Count the lines below that contain the word "title", and reply with only that number.
################
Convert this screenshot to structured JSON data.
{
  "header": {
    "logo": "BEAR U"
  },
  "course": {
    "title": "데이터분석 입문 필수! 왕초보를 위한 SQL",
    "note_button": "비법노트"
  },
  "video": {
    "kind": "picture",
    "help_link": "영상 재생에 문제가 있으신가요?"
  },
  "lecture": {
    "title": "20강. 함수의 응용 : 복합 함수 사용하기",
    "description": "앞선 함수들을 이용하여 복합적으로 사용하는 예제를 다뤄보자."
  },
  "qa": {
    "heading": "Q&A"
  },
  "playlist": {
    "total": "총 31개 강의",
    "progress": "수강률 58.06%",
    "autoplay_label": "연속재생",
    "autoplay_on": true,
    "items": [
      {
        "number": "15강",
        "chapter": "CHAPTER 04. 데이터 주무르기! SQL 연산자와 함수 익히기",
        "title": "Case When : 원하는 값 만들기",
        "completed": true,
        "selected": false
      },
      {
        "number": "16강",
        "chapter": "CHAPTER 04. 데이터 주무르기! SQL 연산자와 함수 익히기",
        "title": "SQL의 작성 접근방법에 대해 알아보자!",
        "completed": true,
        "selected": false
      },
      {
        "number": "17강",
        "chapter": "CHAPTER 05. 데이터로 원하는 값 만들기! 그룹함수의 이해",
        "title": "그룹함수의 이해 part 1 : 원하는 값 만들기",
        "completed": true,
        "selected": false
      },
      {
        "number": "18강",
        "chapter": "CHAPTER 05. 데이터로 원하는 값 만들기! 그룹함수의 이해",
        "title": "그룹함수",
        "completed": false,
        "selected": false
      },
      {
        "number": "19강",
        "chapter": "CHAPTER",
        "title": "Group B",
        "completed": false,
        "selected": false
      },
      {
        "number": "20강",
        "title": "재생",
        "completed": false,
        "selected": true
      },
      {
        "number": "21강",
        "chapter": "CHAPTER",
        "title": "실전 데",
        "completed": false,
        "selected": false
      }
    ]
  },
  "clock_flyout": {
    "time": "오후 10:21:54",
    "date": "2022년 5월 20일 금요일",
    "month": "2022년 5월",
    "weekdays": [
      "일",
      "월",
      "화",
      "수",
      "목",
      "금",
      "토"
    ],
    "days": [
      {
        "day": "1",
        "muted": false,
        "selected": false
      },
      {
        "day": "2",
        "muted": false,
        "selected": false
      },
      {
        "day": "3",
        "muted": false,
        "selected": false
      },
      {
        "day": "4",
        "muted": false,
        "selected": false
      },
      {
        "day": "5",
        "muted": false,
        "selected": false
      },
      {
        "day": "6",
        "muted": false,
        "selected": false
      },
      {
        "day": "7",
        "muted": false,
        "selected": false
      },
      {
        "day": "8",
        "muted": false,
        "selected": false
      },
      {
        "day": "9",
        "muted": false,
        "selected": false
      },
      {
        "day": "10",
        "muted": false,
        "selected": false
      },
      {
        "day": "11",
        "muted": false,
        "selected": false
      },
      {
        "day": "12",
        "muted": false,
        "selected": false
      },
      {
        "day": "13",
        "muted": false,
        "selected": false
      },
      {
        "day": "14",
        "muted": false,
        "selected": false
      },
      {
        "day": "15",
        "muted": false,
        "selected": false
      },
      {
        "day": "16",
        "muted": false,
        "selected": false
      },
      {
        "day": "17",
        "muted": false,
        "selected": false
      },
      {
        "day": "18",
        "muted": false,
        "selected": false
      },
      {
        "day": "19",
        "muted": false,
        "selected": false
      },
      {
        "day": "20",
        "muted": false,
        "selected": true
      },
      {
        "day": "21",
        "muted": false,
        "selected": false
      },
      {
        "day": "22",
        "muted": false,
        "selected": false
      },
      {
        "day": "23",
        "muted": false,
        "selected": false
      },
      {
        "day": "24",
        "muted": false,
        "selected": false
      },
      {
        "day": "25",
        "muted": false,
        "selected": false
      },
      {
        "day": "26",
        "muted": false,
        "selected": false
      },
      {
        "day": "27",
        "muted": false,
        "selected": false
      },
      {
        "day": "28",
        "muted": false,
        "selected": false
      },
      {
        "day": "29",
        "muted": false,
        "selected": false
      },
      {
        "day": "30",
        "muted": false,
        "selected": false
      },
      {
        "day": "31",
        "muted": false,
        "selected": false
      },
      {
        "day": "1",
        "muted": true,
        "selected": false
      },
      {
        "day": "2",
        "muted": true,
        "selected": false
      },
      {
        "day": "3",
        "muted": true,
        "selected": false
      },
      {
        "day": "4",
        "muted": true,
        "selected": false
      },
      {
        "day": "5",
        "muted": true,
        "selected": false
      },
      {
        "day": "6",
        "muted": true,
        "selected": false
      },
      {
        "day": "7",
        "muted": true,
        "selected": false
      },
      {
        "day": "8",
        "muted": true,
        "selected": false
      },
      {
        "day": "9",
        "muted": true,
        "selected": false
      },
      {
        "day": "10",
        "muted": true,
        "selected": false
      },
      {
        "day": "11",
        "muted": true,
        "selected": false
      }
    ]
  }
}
################
**Correct answer**
9